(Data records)
—————

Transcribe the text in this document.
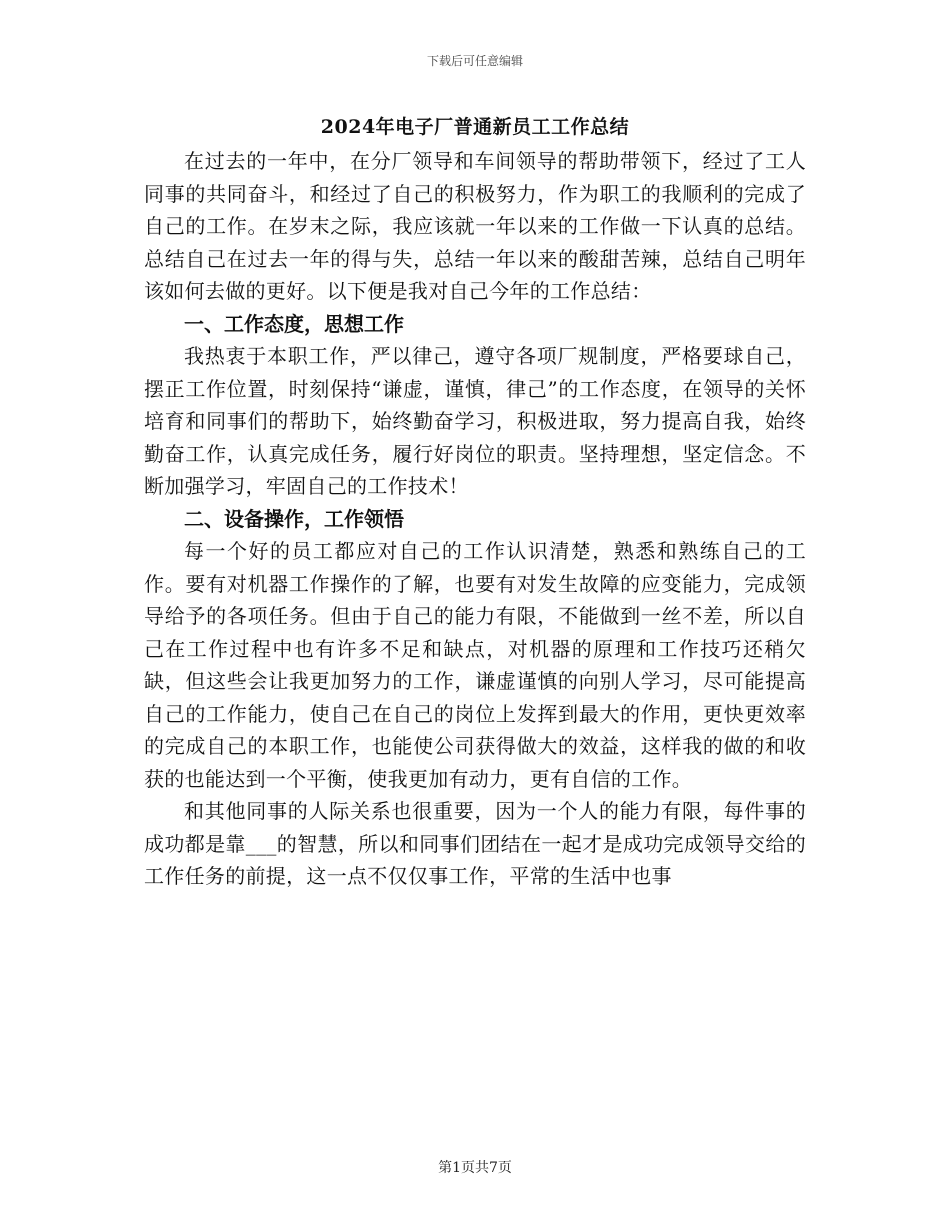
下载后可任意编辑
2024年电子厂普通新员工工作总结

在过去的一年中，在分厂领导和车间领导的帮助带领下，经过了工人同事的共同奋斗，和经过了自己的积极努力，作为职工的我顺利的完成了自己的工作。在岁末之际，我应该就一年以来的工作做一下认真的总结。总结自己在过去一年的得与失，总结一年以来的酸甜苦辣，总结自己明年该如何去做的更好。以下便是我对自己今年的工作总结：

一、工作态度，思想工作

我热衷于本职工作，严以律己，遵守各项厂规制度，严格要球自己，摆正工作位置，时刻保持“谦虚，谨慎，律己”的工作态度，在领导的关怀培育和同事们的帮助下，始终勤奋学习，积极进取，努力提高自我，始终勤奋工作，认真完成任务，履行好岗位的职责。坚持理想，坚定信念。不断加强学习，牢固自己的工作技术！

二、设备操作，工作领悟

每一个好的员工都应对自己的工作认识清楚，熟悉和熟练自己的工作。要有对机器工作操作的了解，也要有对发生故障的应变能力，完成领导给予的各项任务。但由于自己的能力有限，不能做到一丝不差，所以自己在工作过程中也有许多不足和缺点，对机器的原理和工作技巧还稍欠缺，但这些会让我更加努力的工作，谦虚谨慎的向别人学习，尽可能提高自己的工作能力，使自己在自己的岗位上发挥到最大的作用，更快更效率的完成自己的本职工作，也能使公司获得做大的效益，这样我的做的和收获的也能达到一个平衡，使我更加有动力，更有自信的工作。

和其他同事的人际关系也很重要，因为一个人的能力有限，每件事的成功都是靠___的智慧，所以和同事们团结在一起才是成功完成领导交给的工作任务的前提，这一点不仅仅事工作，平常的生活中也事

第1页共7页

—————

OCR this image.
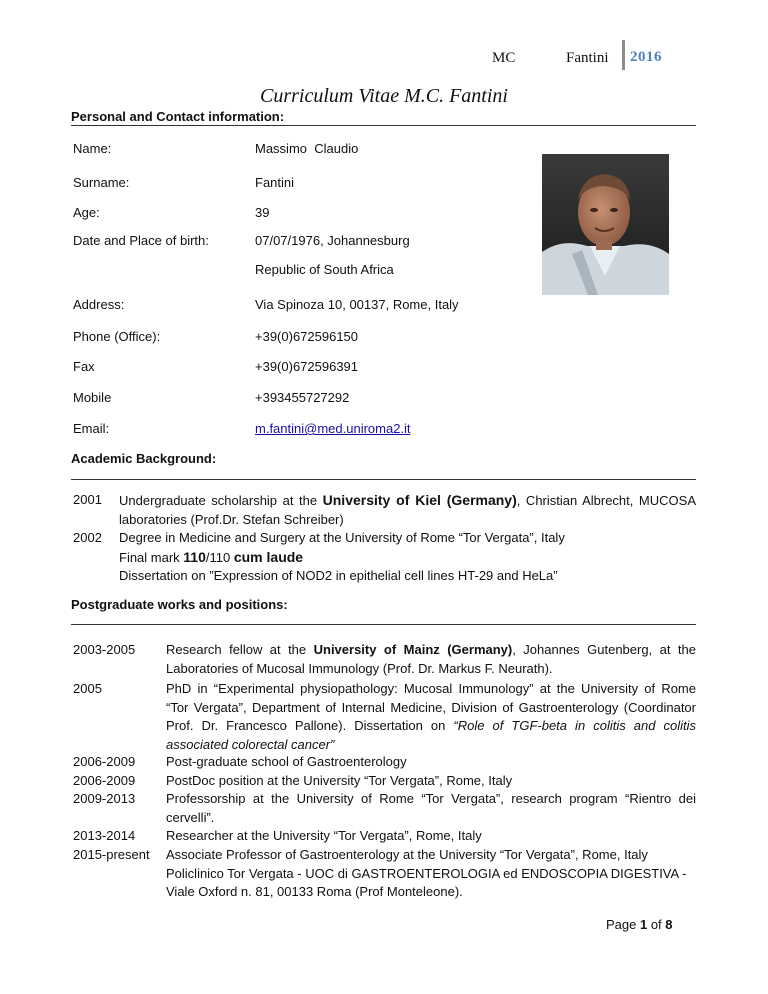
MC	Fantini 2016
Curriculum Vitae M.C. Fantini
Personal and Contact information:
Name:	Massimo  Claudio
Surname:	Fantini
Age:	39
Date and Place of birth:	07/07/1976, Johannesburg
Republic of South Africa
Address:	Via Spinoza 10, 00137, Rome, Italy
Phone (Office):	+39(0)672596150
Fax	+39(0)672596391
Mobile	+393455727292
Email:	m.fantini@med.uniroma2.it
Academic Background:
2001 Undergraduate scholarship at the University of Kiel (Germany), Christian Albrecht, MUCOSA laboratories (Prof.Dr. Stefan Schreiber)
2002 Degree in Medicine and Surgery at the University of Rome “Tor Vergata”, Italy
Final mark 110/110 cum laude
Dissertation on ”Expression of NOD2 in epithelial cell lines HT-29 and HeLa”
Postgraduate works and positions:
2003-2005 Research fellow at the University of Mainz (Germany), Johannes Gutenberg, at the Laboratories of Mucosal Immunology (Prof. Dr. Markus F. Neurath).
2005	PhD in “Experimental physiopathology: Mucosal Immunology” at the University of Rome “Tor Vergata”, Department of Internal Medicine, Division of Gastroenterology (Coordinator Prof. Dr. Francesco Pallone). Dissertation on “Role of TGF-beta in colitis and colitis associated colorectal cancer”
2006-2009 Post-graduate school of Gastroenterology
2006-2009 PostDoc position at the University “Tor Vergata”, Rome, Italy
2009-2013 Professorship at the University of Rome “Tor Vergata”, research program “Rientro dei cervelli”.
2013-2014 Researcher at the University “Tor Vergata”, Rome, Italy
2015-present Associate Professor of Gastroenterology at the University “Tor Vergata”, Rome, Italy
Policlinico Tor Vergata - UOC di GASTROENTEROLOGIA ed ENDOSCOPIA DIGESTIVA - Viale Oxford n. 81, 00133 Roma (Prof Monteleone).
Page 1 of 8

—————

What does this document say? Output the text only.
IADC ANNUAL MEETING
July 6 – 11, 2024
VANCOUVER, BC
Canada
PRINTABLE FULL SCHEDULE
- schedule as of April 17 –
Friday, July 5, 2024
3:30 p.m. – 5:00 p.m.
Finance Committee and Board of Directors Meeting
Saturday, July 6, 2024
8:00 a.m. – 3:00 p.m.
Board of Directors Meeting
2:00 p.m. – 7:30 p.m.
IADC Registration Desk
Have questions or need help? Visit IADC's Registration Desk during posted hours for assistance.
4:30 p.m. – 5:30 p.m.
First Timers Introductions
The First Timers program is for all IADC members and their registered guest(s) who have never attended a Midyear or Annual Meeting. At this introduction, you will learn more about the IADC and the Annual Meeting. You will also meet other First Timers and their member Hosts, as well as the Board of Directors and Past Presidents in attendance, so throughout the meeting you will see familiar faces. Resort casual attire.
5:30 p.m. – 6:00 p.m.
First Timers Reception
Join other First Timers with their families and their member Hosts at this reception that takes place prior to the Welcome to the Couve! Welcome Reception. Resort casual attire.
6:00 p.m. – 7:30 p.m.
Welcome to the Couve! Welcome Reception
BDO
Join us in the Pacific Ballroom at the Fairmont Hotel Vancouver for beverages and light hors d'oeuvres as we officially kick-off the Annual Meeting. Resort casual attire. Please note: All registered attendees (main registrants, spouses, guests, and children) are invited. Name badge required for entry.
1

—————

▶ **Short exercise**
Locate and copy each line in the data above that includes the word "Rome".

▶ **Exercise solution**
Address:	Via Spinoza 10, 00137, Rome, Italy
2002 Degree in Medicine and Surgery at the University of Rome “Tor Vergata”, Italy
2005	PhD in “Experimental physiopathology: Mucosal Immunology” at the University of Rome “Tor Vergata”, Department of Internal Medicine, Division of Gastroenterology (Coordinator Prof. Dr. Francesco Pallone). Dissertation on “Role of TGF-beta in colitis and colitis associated colorectal cancer”
2006-2009 PostDoc position at the University “Tor Vergata”, Rome, Italy
2009-2013 Professorship at the University of Rome “Tor Vergata”, research program “Rientro dei cervelli”.
2013-2014 Researcher at the University “Tor Vergata”, Rome, Italy
2015-present Associate Professor of Gastroenterology at the University “Tor Vergata”, Rome, Italy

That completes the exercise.